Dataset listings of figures
=-=-=

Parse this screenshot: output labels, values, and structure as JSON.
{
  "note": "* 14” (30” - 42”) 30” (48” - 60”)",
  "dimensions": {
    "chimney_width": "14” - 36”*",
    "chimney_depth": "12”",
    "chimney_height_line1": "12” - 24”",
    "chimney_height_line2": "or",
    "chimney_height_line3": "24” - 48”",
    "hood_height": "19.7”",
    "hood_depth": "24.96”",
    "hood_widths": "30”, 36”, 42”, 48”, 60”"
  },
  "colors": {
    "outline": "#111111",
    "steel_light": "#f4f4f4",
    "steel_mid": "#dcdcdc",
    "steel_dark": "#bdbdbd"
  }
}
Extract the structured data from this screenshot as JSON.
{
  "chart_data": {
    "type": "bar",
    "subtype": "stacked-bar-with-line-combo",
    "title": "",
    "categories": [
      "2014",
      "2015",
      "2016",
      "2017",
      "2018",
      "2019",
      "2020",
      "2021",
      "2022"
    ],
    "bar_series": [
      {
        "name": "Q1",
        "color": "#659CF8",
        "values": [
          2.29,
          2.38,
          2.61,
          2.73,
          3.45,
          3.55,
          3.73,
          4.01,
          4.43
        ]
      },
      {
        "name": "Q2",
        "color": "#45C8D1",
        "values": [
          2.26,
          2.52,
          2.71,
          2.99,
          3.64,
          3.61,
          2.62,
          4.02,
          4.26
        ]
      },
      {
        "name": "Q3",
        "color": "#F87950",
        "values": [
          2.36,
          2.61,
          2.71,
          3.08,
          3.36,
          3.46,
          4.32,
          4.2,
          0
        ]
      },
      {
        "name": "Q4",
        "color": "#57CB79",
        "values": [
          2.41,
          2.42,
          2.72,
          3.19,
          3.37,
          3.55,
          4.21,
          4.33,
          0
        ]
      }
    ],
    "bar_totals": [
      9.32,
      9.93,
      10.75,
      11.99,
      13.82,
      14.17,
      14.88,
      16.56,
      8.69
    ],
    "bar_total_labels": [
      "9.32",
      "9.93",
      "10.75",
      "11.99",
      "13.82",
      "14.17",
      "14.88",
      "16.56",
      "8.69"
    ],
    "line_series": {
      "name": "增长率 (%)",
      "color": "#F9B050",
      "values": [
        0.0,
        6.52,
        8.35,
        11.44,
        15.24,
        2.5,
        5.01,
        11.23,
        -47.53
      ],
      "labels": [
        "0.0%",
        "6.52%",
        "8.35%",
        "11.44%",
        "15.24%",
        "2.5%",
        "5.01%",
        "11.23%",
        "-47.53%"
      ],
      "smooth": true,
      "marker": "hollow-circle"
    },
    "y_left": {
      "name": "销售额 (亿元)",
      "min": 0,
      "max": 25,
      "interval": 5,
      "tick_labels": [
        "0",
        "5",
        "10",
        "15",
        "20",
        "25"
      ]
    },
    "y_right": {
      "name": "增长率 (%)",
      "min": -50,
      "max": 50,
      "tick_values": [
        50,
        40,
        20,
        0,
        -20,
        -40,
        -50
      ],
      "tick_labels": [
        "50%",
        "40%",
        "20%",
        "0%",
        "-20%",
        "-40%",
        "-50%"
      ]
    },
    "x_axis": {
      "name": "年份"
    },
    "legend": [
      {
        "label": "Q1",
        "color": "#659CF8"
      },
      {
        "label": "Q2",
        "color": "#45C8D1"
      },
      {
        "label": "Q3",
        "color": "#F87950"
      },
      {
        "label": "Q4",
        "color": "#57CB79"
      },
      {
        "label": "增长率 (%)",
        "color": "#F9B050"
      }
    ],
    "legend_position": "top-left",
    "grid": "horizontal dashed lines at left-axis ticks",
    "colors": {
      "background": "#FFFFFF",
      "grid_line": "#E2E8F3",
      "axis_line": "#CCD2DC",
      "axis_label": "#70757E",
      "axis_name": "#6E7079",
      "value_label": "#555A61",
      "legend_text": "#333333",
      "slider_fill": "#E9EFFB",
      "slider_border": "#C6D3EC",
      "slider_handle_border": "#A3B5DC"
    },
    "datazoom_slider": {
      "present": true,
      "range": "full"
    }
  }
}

=-=-=

** REQUIREMENT **
Copy out each line of the listing that holds "screenshot".

** ANSWER IN FULL **
Parse this screenshot: output labels, values, and structure as JSON.
Extract the structured data from this screenshot as JSON.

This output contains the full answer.